(The exercise): Count how many lines of the material hold "type". Respond with that number alone.

(Raw data):
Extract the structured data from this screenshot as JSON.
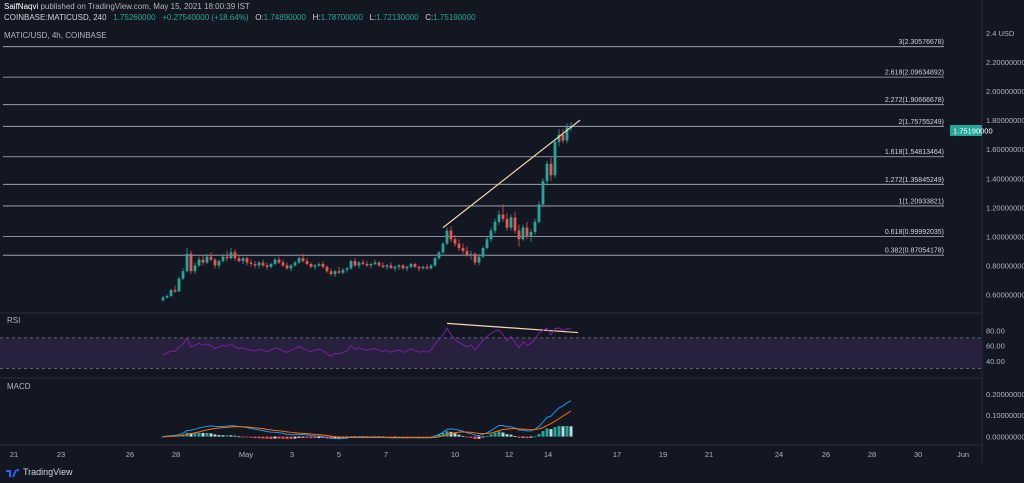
{
  "header": {
    "author": "SaifNaqvi",
    "published_text": "published on TradingView.com, May 15, 2021 18:00:39 IST",
    "symbol_line": "COINBASE:MATICUSD, 240",
    "last": "1.75260000",
    "change": "+0.27540000 (+18.64%)",
    "o_label": "O:",
    "o_value": "1.74890000",
    "h_label": "H:",
    "h_value": "1.78700000",
    "l_label": "L:",
    "l_value": "1.72130000",
    "c_label": "C:",
    "c_value": "1.75190000",
    "pane_title": "MATIC/USD, 4h, COINBASE"
  },
  "footer": {
    "brand": "TradingView"
  },
  "colors": {
    "background": "#131722",
    "up": "#26a69a",
    "down": "#ef5350",
    "fib": "#b2b5be",
    "trendline": "#f6d5b0",
    "rsi": "#7b1fa2",
    "rsi_band": "#2a2240",
    "macd_line": "#2196f3",
    "signal_line": "#ff6d00",
    "current_price": "#26a69a"
  },
  "chart_data": [
    {
      "type": "candlestick",
      "title": "MATIC/USD, 4h, COINBASE",
      "ylim": [
        0.5,
        2.4
      ],
      "y_ticks": [
        "2.4 USD",
        "2.20000000",
        "2.00000000",
        "1.80000000",
        "1.60000000",
        "1.40000000",
        "1.20000000",
        "1.00000000",
        "0.80000000",
        "0.60000000"
      ],
      "y_tick_values": [
        2.4,
        2.2,
        2.0,
        1.8,
        1.6,
        1.4,
        1.2,
        1.0,
        0.8,
        0.6
      ],
      "x_ticks": [
        "21",
        "23",
        "26",
        "28",
        "May",
        "3",
        "5",
        "7",
        "10",
        "12",
        "14",
        "17",
        "19",
        "21",
        "24",
        "26",
        "28",
        "30",
        "Jun"
      ],
      "current_price_label": "1.75190000",
      "current_price": 1.7519,
      "fib_levels": [
        {
          "label": "3(2.30576678)",
          "value": 2.30576678
        },
        {
          "label": "2.618(2.09634892)",
          "value": 2.09634892
        },
        {
          "label": "2.272(1.90666678)",
          "value": 1.90666678
        },
        {
          "label": "2(1.75755249)",
          "value": 1.75755249
        },
        {
          "label": "1.618(1.54813464)",
          "value": 1.54813464
        },
        {
          "label": "1.272(1.35845249)",
          "value": 1.35845249
        },
        {
          "label": "1(1.20933821)",
          "value": 1.20933821
        },
        {
          "label": "0.618(0.99992035)",
          "value": 0.99992035
        },
        {
          "label": "0.382(0.87054178)",
          "value": 0.87054178
        }
      ],
      "trendline": [
        {
          "date": "May 9",
          "value": 1.06
        },
        {
          "date": "May 15",
          "value": 1.8
        }
      ],
      "candles": [
        [
          0.56,
          0.59,
          0.55,
          0.58
        ],
        [
          0.58,
          0.6,
          0.57,
          0.59
        ],
        [
          0.59,
          0.64,
          0.58,
          0.63
        ],
        [
          0.63,
          0.66,
          0.61,
          0.62
        ],
        [
          0.62,
          0.72,
          0.62,
          0.71
        ],
        [
          0.71,
          0.78,
          0.7,
          0.76
        ],
        [
          0.76,
          0.92,
          0.75,
          0.88
        ],
        [
          0.88,
          0.9,
          0.74,
          0.76
        ],
        [
          0.76,
          0.82,
          0.74,
          0.8
        ],
        [
          0.8,
          0.86,
          0.79,
          0.84
        ],
        [
          0.84,
          0.87,
          0.8,
          0.82
        ],
        [
          0.82,
          0.88,
          0.81,
          0.86
        ],
        [
          0.86,
          0.89,
          0.83,
          0.84
        ],
        [
          0.84,
          0.85,
          0.78,
          0.8
        ],
        [
          0.8,
          0.84,
          0.78,
          0.83
        ],
        [
          0.83,
          0.88,
          0.82,
          0.86
        ],
        [
          0.86,
          0.9,
          0.83,
          0.85
        ],
        [
          0.85,
          0.92,
          0.84,
          0.89
        ],
        [
          0.89,
          0.91,
          0.83,
          0.85
        ],
        [
          0.85,
          0.87,
          0.82,
          0.83
        ],
        [
          0.83,
          0.86,
          0.81,
          0.85
        ],
        [
          0.85,
          0.86,
          0.8,
          0.82
        ],
        [
          0.82,
          0.84,
          0.79,
          0.81
        ],
        [
          0.81,
          0.83,
          0.78,
          0.8
        ],
        [
          0.8,
          0.83,
          0.78,
          0.82
        ],
        [
          0.82,
          0.84,
          0.79,
          0.8
        ],
        [
          0.8,
          0.82,
          0.77,
          0.79
        ],
        [
          0.79,
          0.82,
          0.78,
          0.81
        ],
        [
          0.81,
          0.85,
          0.8,
          0.84
        ],
        [
          0.84,
          0.86,
          0.81,
          0.82
        ],
        [
          0.82,
          0.84,
          0.79,
          0.8
        ],
        [
          0.8,
          0.82,
          0.77,
          0.78
        ],
        [
          0.78,
          0.81,
          0.76,
          0.8
        ],
        [
          0.8,
          0.83,
          0.79,
          0.82
        ],
        [
          0.82,
          0.86,
          0.81,
          0.85
        ],
        [
          0.85,
          0.88,
          0.82,
          0.83
        ],
        [
          0.83,
          0.85,
          0.8,
          0.81
        ],
        [
          0.81,
          0.82,
          0.78,
          0.79
        ],
        [
          0.79,
          0.81,
          0.77,
          0.8
        ],
        [
          0.8,
          0.82,
          0.79,
          0.81
        ],
        [
          0.81,
          0.83,
          0.78,
          0.79
        ],
        [
          0.79,
          0.8,
          0.75,
          0.76
        ],
        [
          0.76,
          0.78,
          0.73,
          0.74
        ],
        [
          0.74,
          0.77,
          0.72,
          0.76
        ],
        [
          0.76,
          0.79,
          0.74,
          0.75
        ],
        [
          0.75,
          0.78,
          0.74,
          0.77
        ],
        [
          0.77,
          0.79,
          0.75,
          0.78
        ],
        [
          0.78,
          0.84,
          0.77,
          0.83
        ],
        [
          0.83,
          0.85,
          0.79,
          0.8
        ],
        [
          0.8,
          0.83,
          0.78,
          0.82
        ],
        [
          0.82,
          0.84,
          0.8,
          0.81
        ],
        [
          0.81,
          0.83,
          0.79,
          0.8
        ],
        [
          0.8,
          0.82,
          0.78,
          0.81
        ],
        [
          0.81,
          0.84,
          0.8,
          0.82
        ],
        [
          0.82,
          0.83,
          0.79,
          0.8
        ],
        [
          0.8,
          0.82,
          0.78,
          0.79
        ],
        [
          0.79,
          0.81,
          0.77,
          0.8
        ],
        [
          0.8,
          0.82,
          0.78,
          0.78
        ],
        [
          0.78,
          0.8,
          0.76,
          0.79
        ],
        [
          0.79,
          0.81,
          0.77,
          0.8
        ],
        [
          0.8,
          0.81,
          0.77,
          0.78
        ],
        [
          0.78,
          0.8,
          0.76,
          0.79
        ],
        [
          0.79,
          0.82,
          0.78,
          0.81
        ],
        [
          0.81,
          0.82,
          0.78,
          0.79
        ],
        [
          0.79,
          0.8,
          0.76,
          0.78
        ],
        [
          0.78,
          0.8,
          0.77,
          0.79
        ],
        [
          0.79,
          0.81,
          0.77,
          0.78
        ],
        [
          0.78,
          0.81,
          0.77,
          0.8
        ],
        [
          0.8,
          0.86,
          0.79,
          0.85
        ],
        [
          0.85,
          0.9,
          0.84,
          0.89
        ],
        [
          0.89,
          0.96,
          0.88,
          0.95
        ],
        [
          0.95,
          1.06,
          0.94,
          1.04
        ],
        [
          1.04,
          1.07,
          0.96,
          0.98
        ],
        [
          0.98,
          1.01,
          0.93,
          0.95
        ],
        [
          0.95,
          0.98,
          0.9,
          0.92
        ],
        [
          0.92,
          0.95,
          0.88,
          0.9
        ],
        [
          0.9,
          0.93,
          0.86,
          0.87
        ],
        [
          0.87,
          0.9,
          0.84,
          0.88
        ],
        [
          0.88,
          0.89,
          0.8,
          0.82
        ],
        [
          0.82,
          0.88,
          0.8,
          0.86
        ],
        [
          0.86,
          0.93,
          0.85,
          0.92
        ],
        [
          0.92,
          1.0,
          0.91,
          0.98
        ],
        [
          0.98,
          1.06,
          0.96,
          1.04
        ],
        [
          1.04,
          1.12,
          1.02,
          1.1
        ],
        [
          1.1,
          1.18,
          1.08,
          1.15
        ],
        [
          1.15,
          1.22,
          1.1,
          1.12
        ],
        [
          1.12,
          1.16,
          1.04,
          1.06
        ],
        [
          1.06,
          1.15,
          1.04,
          1.13
        ],
        [
          1.13,
          1.17,
          1.02,
          1.04
        ],
        [
          1.04,
          1.08,
          0.93,
          0.98
        ],
        [
          0.98,
          1.08,
          0.97,
          1.06
        ],
        [
          1.06,
          1.1,
          0.98,
          1.0
        ],
        [
          1.0,
          1.05,
          0.96,
          1.03
        ],
        [
          1.03,
          1.12,
          1.01,
          1.1
        ],
        [
          1.1,
          1.24,
          1.09,
          1.22
        ],
        [
          1.22,
          1.4,
          1.2,
          1.38
        ],
        [
          1.38,
          1.52,
          1.35,
          1.5
        ],
        [
          1.5,
          1.54,
          1.38,
          1.42
        ],
        [
          1.42,
          1.67,
          1.4,
          1.65
        ],
        [
          1.65,
          1.74,
          1.62,
          1.7
        ],
        [
          1.7,
          1.74,
          1.64,
          1.66
        ],
        [
          1.66,
          1.78,
          1.64,
          1.75
        ],
        [
          1.749,
          1.787,
          1.7213,
          1.7519
        ]
      ]
    },
    {
      "type": "line",
      "title": "RSI",
      "y_ticks": [
        "80.00",
        "60.00",
        "40.00"
      ],
      "y_tick_values": [
        80,
        60,
        40
      ],
      "ylim": [
        20,
        100
      ],
      "band": [
        30,
        70
      ],
      "trendline": [
        {
          "date": "May 9",
          "value": 89
        },
        {
          "date": "May 15",
          "value": 77
        }
      ],
      "values": [
        48,
        50,
        53,
        52,
        58,
        62,
        70,
        58,
        60,
        63,
        60,
        62,
        60,
        56,
        58,
        60,
        59,
        62,
        58,
        56,
        57,
        55,
        54,
        53,
        55,
        54,
        52,
        54,
        57,
        55,
        53,
        51,
        54,
        56,
        59,
        56,
        54,
        52,
        54,
        55,
        53,
        49,
        46,
        50,
        49,
        51,
        53,
        60,
        55,
        57,
        55,
        54,
        55,
        56,
        54,
        52,
        54,
        51,
        53,
        54,
        51,
        53,
        56,
        53,
        51,
        53,
        51,
        54,
        62,
        68,
        74,
        83,
        74,
        68,
        64,
        61,
        58,
        61,
        54,
        60,
        67,
        72,
        76,
        79,
        80,
        74,
        66,
        72,
        64,
        57,
        65,
        60,
        63,
        69,
        76,
        80,
        83,
        74,
        82,
        83,
        80,
        82,
        82
      ]
    },
    {
      "type": "bar+line",
      "title": "MACD",
      "y_ticks": [
        "0.20000000",
        "0.10000000",
        "0.00000000"
      ],
      "y_tick_values": [
        0.2,
        0.1,
        0.0
      ],
      "ylim": [
        -0.03,
        0.26
      ],
      "series": [
        {
          "values": [
            0.0,
            0.002,
            0.004,
            0.006,
            0.01,
            0.016,
            0.028,
            0.03,
            0.034,
            0.04,
            0.044,
            0.048,
            0.05,
            0.048,
            0.047,
            0.048,
            0.049,
            0.051,
            0.05,
            0.047,
            0.045,
            0.042,
            0.038,
            0.034,
            0.031,
            0.028,
            0.024,
            0.021,
            0.02,
            0.018,
            0.015,
            0.011,
            0.009,
            0.009,
            0.01,
            0.01,
            0.008,
            0.005,
            0.003,
            0.002,
            0.0,
            -0.004,
            -0.008,
            -0.009,
            -0.01,
            -0.009,
            -0.008,
            -0.002,
            -0.003,
            -0.002,
            -0.002,
            -0.003,
            -0.003,
            -0.002,
            -0.003,
            -0.004,
            -0.004,
            -0.006,
            -0.006,
            -0.005,
            -0.006,
            -0.006,
            -0.005,
            -0.005,
            -0.006,
            -0.005,
            -0.006,
            -0.005,
            0.002,
            0.01,
            0.02,
            0.034,
            0.036,
            0.034,
            0.03,
            0.025,
            0.018,
            0.014,
            0.006,
            0.005,
            0.01,
            0.018,
            0.028,
            0.04,
            0.052,
            0.052,
            0.046,
            0.046,
            0.04,
            0.03,
            0.03,
            0.026,
            0.027,
            0.034,
            0.048,
            0.068,
            0.09,
            0.096,
            0.116,
            0.134,
            0.144,
            0.158,
            0.168
          ]
        },
        {
          "values": [
            0.0,
            0.0,
            0.001,
            0.002,
            0.004,
            0.006,
            0.01,
            0.014,
            0.018,
            0.022,
            0.027,
            0.031,
            0.035,
            0.038,
            0.04,
            0.042,
            0.043,
            0.045,
            0.046,
            0.046,
            0.046,
            0.045,
            0.043,
            0.041,
            0.039,
            0.037,
            0.034,
            0.032,
            0.029,
            0.027,
            0.025,
            0.022,
            0.02,
            0.018,
            0.016,
            0.015,
            0.014,
            0.012,
            0.01,
            0.009,
            0.007,
            0.005,
            0.002,
            0.0,
            -0.002,
            -0.003,
            -0.004,
            -0.004,
            -0.004,
            -0.004,
            -0.004,
            -0.004,
            -0.004,
            -0.004,
            -0.004,
            -0.004,
            -0.004,
            -0.004,
            -0.005,
            -0.005,
            -0.005,
            -0.005,
            -0.005,
            -0.005,
            -0.005,
            -0.005,
            -0.005,
            -0.005,
            -0.004,
            -0.001,
            0.003,
            0.009,
            0.014,
            0.018,
            0.021,
            0.022,
            0.021,
            0.02,
            0.017,
            0.015,
            0.014,
            0.015,
            0.017,
            0.022,
            0.028,
            0.033,
            0.035,
            0.037,
            0.038,
            0.036,
            0.035,
            0.033,
            0.032,
            0.033,
            0.036,
            0.042,
            0.052,
            0.061,
            0.072,
            0.084,
            0.096,
            0.108,
            0.12
          ]
        }
      ]
    }
  ]
}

(Completed task): 3